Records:
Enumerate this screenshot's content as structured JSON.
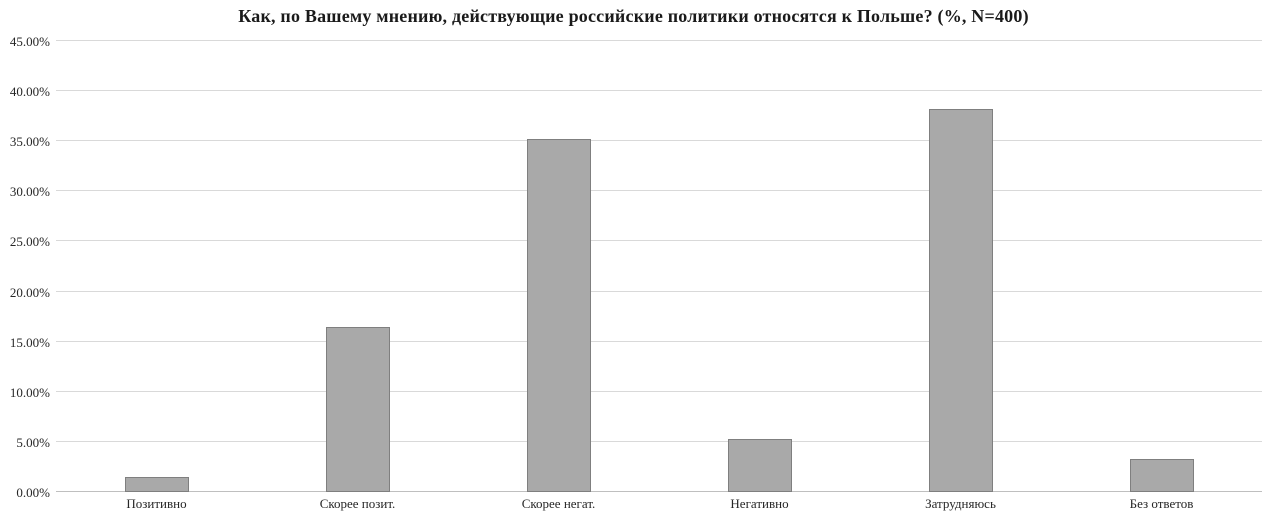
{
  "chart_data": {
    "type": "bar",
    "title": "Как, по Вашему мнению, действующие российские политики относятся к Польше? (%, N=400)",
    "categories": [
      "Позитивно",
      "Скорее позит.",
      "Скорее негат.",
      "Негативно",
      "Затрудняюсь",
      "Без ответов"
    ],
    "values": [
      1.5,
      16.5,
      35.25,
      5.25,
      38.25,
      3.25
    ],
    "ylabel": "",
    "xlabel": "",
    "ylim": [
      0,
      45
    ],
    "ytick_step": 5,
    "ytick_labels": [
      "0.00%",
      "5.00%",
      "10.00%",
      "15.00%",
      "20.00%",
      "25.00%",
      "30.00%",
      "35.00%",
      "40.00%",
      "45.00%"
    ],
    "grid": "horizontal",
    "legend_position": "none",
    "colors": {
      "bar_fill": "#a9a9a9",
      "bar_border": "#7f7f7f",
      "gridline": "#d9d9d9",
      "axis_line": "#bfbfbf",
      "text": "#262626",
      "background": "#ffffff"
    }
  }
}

- **TASK**
Transcribe every record above exactly, leaving out the pictures.

- **SOLUTION TO THE EXERCISE**
Enumerate this screenshot's content as structured JSON.
{
  "chart_data": {
    "type": "bar",
    "title": "Как, по Вашему мнению, действующие российские политики относятся к Польше? (%, N=400)",
    "categories": [
      "Позитивно",
      "Скорее позит.",
      "Скорее негат.",
      "Негативно",
      "Затрудняюсь",
      "Без ответов"
    ],
    "values": [
      1.5,
      16.5,
      35.25,
      5.25,
      38.25,
      3.25
    ],
    "ylabel": "",
    "xlabel": "",
    "ylim": [
      0,
      45
    ],
    "ytick_step": 5,
    "ytick_labels": [
      "0.00%",
      "5.00%",
      "10.00%",
      "15.00%",
      "20.00%",
      "25.00%",
      "30.00%",
      "35.00%",
      "40.00%",
      "45.00%"
    ],
    "grid": "horizontal",
    "legend_position": "none",
    "colors": {
      "bar_fill": "#a9a9a9",
      "bar_border": "#7f7f7f",
      "gridline": "#d9d9d9",
      "axis_line": "#bfbfbf",
      "text": "#262626",
      "background": "#ffffff"
    }
  }
}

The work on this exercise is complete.